EXERCISE MATERIAL
--

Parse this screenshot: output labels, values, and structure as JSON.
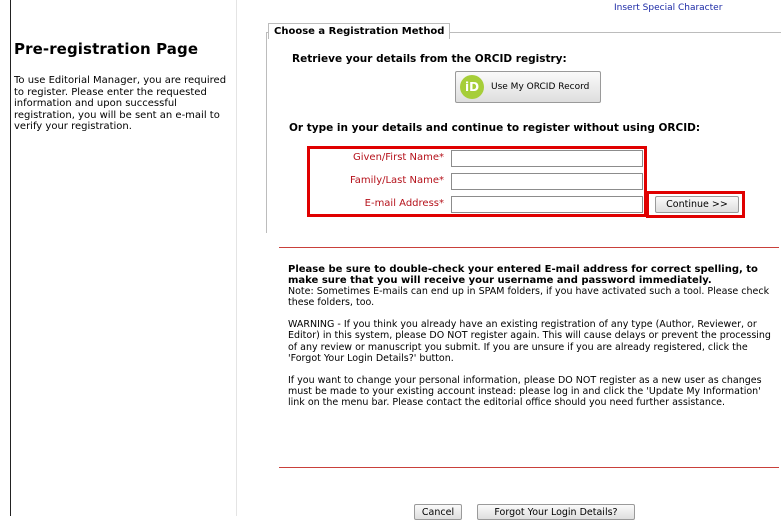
{
  "sidebar": {
    "title": "Pre-registration Page",
    "description": "To use Editorial Manager, you are required to register. Please enter the requested information and upon successful registration, you will be sent an e-mail to verify your registration."
  },
  "header": {
    "insert_char": "Insert Special Character"
  },
  "section": {
    "legend": "Choose a Registration Method",
    "orcid_prompt": "Retrieve your details from the ORCID registry:",
    "orcid_button": "Use My ORCID Record",
    "orcid_logo_text": "iD",
    "or_prompt": "Or type in your details and continue to register without using ORCID:"
  },
  "form": {
    "first_name_label": "Given/First Name*",
    "last_name_label": "Family/Last Name*",
    "email_label": "E-mail Address*",
    "first_name_value": "",
    "last_name_value": "",
    "email_value": "",
    "continue_button": "Continue >>"
  },
  "notice": {
    "bold_text": "Please be sure to double-check your entered E-mail address for correct spelling, to make sure that you will receive your username and password immediately.",
    "note": "Note: Sometimes E-mails can end up in SPAM folders, if you have activated such a tool. Please check these folders, too.",
    "warning": "WARNING - If you think you already have an existing registration of any type (Author, Reviewer, or Editor) in this system, please DO NOT register again. This will cause delays or prevent the processing of any review or manuscript you submit. If you are unsure if you are already registered, click the 'Forgot Your Login Details?' button.",
    "change_info": "If you want to change your personal information, please DO NOT register as a new user as changes must be made to your existing account instead: please log in and click the 'Update My Information' link on the menu bar. Please contact the editorial office should you need further assistance."
  },
  "footer": {
    "cancel_button": "Cancel",
    "forgot_button": "Forgot Your Login Details?"
  },
  "colors": {
    "label_red": "#b5121b",
    "highlight_red": "#e00000",
    "orcid_green": "#a6ce39",
    "link_blue": "#1c2aa6"
  }
}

--

Repeat the data exactly, excluding the pictures.

EXERCISE RESPONSE
Parse this screenshot: output labels, values, and structure as JSON.
{
  "sidebar": {
    "title": "Pre-registration Page",
    "description": "To use Editorial Manager, you are required to register. Please enter the requested information and upon successful registration, you will be sent an e-mail to verify your registration."
  },
  "header": {
    "insert_char": "Insert Special Character"
  },
  "section": {
    "legend": "Choose a Registration Method",
    "orcid_prompt": "Retrieve your details from the ORCID registry:",
    "orcid_button": "Use My ORCID Record",
    "orcid_logo_text": "iD",
    "or_prompt": "Or type in your details and continue to register without using ORCID:"
  },
  "form": {
    "first_name_label": "Given/First Name*",
    "last_name_label": "Family/Last Name*",
    "email_label": "E-mail Address*",
    "first_name_value": "",
    "last_name_value": "",
    "email_value": "",
    "continue_button": "Continue >>"
  },
  "notice": {
    "bold_text": "Please be sure to double-check your entered E-mail address for correct spelling, to make sure that you will receive your username and password immediately.",
    "note": "Note: Sometimes E-mails can end up in SPAM folders, if you have activated such a tool. Please check these folders, too.",
    "warning": "WARNING - If you think you already have an existing registration of any type (Author, Reviewer, or Editor) in this system, please DO NOT register again. This will cause delays or prevent the processing of any review or manuscript you submit. If you are unsure if you are already registered, click the 'Forgot Your Login Details?' button.",
    "change_info": "If you want to change your personal information, please DO NOT register as a new user as changes must be made to your existing account instead: please log in and click the 'Update My Information' link on the menu bar. Please contact the editorial office should you need further assistance."
  },
  "footer": {
    "cancel_button": "Cancel",
    "forgot_button": "Forgot Your Login Details?"
  },
  "colors": {
    "label_red": "#b5121b",
    "highlight_red": "#e00000",
    "orcid_green": "#a6ce39",
    "link_blue": "#1c2aa6"
  }
}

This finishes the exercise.